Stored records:
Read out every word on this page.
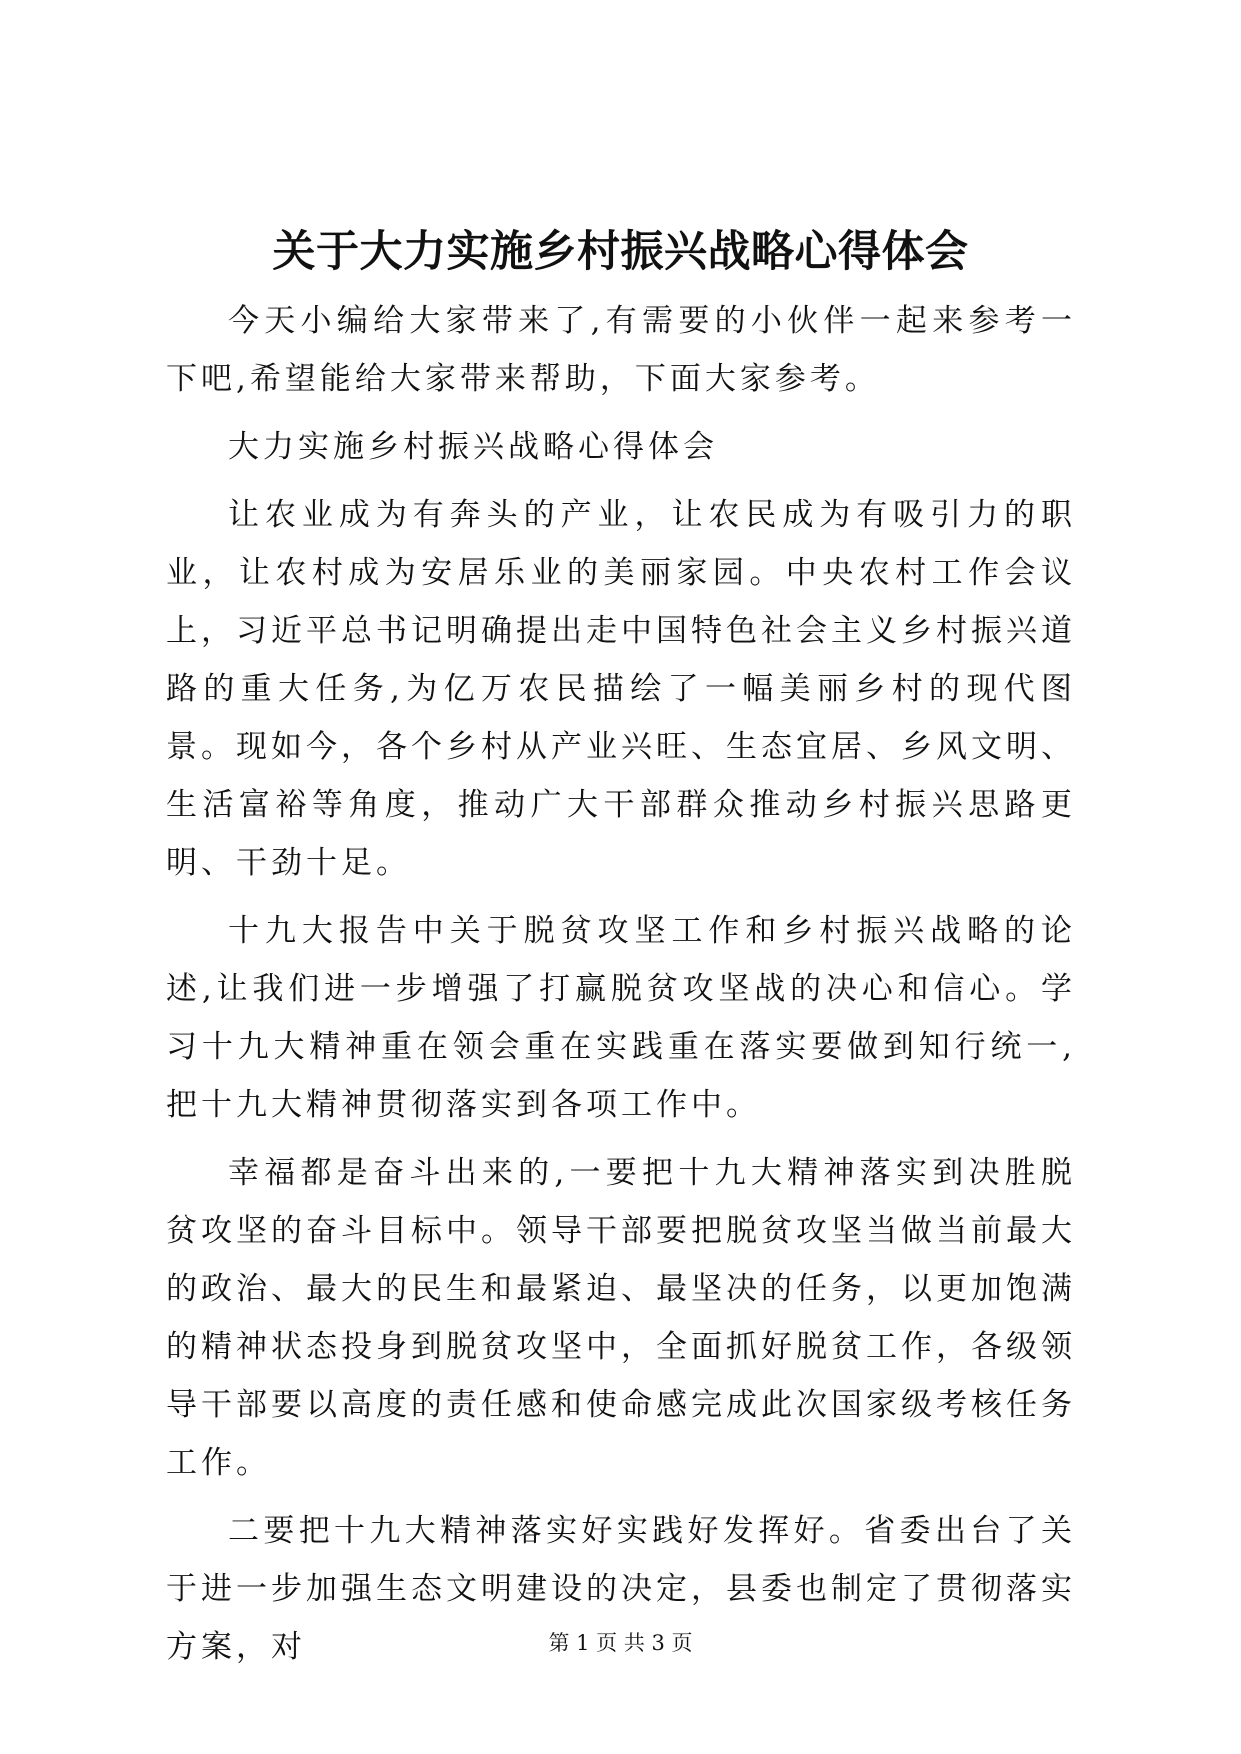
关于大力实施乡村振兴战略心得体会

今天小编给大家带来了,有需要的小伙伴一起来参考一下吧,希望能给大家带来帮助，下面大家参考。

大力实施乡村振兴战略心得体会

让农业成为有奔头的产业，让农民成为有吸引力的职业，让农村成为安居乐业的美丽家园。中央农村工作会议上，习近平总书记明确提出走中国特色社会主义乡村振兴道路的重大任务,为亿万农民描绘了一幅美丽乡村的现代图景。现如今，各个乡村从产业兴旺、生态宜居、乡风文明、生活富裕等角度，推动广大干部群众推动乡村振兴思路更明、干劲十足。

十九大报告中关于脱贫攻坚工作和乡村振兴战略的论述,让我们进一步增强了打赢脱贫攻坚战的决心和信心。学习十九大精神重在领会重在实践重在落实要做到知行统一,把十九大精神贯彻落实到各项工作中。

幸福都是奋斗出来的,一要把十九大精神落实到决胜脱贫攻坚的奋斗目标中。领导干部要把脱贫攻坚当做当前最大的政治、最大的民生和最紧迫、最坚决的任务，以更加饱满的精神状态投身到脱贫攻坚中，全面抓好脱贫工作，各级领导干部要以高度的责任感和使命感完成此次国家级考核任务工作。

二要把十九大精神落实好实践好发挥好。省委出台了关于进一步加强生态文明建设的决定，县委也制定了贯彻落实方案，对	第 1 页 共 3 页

* **Work to complete**: Every line above should be returned exactly; the pictures stay out.

* **In response**:
Read out every word on this page.
关于大力实施乡村振兴战略心得体会

今天小编给大家带来了,有需要的小伙伴一起来参考一下吧,希望能给大家带来帮助，下面大家参考。

大力实施乡村振兴战略心得体会

让农业成为有奔头的产业，让农民成为有吸引力的职业，让农村成为安居乐业的美丽家园。中央农村工作会议上，习近平总书记明确提出走中国特色社会主义乡村振兴道路的重大任务,为亿万农民描绘了一幅美丽乡村的现代图景。现如今，各个乡村从产业兴旺、生态宜居、乡风文明、生活富裕等角度，推动广大干部群众推动乡村振兴思路更明、干劲十足。

十九大报告中关于脱贫攻坚工作和乡村振兴战略的论述,让我们进一步增强了打赢脱贫攻坚战的决心和信心。学习十九大精神重在领会重在实践重在落实要做到知行统一,把十九大精神贯彻落实到各项工作中。

幸福都是奋斗出来的,一要把十九大精神落实到决胜脱贫攻坚的奋斗目标中。领导干部要把脱贫攻坚当做当前最大的政治、最大的民生和最紧迫、最坚决的任务，以更加饱满的精神状态投身到脱贫攻坚中，全面抓好脱贫工作，各级领导干部要以高度的责任感和使命感完成此次国家级考核任务工作。

二要把十九大精神落实好实践好发挥好。省委出台了关于进一步加强生态文明建设的决定，县委也制定了贯彻落实方案，对	第 1 页 共 3 页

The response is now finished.